# [Goal]
Sort through the data and copy the lines holding the word "өседі".

# [Material for this task]
----------
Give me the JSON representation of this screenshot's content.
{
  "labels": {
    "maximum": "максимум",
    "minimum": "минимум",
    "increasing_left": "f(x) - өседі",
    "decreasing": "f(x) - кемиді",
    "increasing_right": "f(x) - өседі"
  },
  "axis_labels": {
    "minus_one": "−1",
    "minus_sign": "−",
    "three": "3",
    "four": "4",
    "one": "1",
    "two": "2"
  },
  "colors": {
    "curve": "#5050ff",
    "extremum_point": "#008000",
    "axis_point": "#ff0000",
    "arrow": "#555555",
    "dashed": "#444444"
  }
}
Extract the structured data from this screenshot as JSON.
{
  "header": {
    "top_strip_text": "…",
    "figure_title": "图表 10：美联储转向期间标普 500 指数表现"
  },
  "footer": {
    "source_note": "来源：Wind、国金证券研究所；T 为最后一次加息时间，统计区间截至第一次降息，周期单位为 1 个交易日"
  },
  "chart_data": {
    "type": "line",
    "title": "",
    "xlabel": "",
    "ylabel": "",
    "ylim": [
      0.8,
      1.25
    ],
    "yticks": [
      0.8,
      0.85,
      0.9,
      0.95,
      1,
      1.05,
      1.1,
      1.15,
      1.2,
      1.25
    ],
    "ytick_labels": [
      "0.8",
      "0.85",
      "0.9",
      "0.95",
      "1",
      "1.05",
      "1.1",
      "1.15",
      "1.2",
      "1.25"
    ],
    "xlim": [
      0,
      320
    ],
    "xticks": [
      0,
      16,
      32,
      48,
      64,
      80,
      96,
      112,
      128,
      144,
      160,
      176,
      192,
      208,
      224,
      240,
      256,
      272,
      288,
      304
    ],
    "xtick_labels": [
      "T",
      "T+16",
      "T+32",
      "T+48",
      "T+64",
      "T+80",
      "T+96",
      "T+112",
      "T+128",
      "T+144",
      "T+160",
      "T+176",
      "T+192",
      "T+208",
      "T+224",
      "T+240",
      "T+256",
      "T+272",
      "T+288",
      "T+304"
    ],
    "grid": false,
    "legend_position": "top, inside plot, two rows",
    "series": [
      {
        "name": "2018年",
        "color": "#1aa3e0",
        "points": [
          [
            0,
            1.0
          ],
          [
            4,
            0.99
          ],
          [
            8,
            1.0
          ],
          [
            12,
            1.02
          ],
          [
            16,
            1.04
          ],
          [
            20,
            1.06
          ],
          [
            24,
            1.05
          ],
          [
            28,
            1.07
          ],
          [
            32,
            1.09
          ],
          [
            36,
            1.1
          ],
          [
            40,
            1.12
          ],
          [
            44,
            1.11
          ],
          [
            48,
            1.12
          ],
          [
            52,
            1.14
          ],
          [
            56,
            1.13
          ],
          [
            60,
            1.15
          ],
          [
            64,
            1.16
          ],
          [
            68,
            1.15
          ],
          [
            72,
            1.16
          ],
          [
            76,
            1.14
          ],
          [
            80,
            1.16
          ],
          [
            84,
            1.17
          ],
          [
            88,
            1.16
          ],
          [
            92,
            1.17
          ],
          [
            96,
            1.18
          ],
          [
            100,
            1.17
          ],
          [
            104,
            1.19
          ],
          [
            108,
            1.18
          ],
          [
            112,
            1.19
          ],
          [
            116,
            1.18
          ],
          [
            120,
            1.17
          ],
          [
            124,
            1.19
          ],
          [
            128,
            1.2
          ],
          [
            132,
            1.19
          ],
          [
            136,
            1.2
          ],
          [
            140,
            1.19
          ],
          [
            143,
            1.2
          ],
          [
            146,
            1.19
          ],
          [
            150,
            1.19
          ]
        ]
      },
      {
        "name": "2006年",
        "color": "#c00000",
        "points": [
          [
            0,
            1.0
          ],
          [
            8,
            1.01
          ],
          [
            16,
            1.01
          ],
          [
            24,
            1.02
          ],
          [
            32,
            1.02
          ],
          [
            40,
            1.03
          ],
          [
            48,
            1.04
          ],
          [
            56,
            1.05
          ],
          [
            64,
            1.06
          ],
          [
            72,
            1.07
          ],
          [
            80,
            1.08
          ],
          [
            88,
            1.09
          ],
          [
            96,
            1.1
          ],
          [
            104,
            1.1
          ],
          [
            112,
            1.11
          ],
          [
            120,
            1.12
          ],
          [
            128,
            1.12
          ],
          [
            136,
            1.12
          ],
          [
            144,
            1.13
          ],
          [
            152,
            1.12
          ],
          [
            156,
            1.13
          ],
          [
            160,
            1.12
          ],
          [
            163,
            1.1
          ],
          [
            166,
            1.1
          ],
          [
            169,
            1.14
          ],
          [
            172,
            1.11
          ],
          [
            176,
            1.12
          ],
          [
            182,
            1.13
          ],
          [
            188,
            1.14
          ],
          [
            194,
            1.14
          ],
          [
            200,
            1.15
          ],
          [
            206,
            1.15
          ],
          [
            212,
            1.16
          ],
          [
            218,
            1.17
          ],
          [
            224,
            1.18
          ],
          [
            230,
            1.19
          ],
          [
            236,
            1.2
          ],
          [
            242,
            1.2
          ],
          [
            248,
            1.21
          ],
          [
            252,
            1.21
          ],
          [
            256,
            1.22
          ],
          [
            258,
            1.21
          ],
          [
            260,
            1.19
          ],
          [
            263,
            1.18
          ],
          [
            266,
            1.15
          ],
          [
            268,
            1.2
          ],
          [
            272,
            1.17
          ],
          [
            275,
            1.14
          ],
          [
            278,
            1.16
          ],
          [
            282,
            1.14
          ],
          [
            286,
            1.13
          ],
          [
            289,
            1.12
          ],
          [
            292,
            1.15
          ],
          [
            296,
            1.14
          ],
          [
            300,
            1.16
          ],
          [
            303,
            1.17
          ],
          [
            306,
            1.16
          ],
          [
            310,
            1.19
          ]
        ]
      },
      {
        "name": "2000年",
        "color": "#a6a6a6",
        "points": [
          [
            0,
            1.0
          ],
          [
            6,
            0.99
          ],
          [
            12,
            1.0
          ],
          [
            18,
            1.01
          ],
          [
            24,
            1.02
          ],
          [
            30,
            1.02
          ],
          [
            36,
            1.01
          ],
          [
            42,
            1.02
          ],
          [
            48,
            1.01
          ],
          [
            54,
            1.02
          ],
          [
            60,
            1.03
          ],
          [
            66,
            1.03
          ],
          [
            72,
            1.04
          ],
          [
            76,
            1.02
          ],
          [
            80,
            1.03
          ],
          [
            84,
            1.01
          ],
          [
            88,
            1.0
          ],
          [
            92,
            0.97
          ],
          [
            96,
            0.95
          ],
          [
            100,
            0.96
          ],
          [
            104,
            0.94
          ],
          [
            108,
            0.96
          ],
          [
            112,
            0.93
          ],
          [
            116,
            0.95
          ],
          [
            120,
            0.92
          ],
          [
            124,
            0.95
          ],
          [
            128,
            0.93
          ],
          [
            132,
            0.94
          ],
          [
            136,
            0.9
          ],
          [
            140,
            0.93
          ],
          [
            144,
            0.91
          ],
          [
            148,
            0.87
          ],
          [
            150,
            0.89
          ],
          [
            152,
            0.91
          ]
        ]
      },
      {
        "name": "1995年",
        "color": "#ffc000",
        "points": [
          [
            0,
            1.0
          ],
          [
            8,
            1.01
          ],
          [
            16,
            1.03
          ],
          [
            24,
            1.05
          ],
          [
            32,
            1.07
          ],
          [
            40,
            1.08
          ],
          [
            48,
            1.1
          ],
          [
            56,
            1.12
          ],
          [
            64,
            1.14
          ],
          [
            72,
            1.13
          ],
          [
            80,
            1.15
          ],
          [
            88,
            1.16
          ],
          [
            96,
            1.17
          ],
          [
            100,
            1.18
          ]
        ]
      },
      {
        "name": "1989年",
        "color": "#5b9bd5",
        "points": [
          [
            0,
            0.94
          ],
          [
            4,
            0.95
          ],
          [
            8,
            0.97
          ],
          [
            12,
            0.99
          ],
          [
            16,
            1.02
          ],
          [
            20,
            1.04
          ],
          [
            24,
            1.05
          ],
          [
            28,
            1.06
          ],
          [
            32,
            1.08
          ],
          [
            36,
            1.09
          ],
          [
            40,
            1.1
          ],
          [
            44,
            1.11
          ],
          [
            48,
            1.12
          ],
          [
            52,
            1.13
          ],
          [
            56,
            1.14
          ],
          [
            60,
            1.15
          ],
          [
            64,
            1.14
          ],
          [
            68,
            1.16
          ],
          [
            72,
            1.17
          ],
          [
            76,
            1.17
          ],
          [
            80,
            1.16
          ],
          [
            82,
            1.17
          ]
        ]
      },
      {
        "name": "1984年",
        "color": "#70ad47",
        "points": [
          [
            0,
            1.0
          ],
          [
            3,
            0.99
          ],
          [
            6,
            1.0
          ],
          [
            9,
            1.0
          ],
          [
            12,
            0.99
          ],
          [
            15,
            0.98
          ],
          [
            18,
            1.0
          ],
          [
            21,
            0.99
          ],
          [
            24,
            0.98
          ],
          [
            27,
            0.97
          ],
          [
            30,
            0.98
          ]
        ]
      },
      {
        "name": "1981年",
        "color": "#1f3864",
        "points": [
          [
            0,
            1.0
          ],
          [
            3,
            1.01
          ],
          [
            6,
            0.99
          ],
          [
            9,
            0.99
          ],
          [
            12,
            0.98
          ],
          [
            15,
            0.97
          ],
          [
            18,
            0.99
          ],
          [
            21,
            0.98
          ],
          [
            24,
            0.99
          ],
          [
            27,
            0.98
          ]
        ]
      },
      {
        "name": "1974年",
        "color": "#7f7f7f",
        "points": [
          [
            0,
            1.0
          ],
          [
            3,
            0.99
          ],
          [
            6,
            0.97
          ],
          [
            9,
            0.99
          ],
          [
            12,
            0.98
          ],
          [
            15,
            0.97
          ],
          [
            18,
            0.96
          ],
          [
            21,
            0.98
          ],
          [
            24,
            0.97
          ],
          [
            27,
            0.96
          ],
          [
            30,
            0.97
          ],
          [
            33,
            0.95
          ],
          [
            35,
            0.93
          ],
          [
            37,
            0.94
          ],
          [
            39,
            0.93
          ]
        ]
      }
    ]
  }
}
----------
# [Correct result]
    "increasing_left": "f(x) - өседі",
    "increasing_right": "f(x) - өседі"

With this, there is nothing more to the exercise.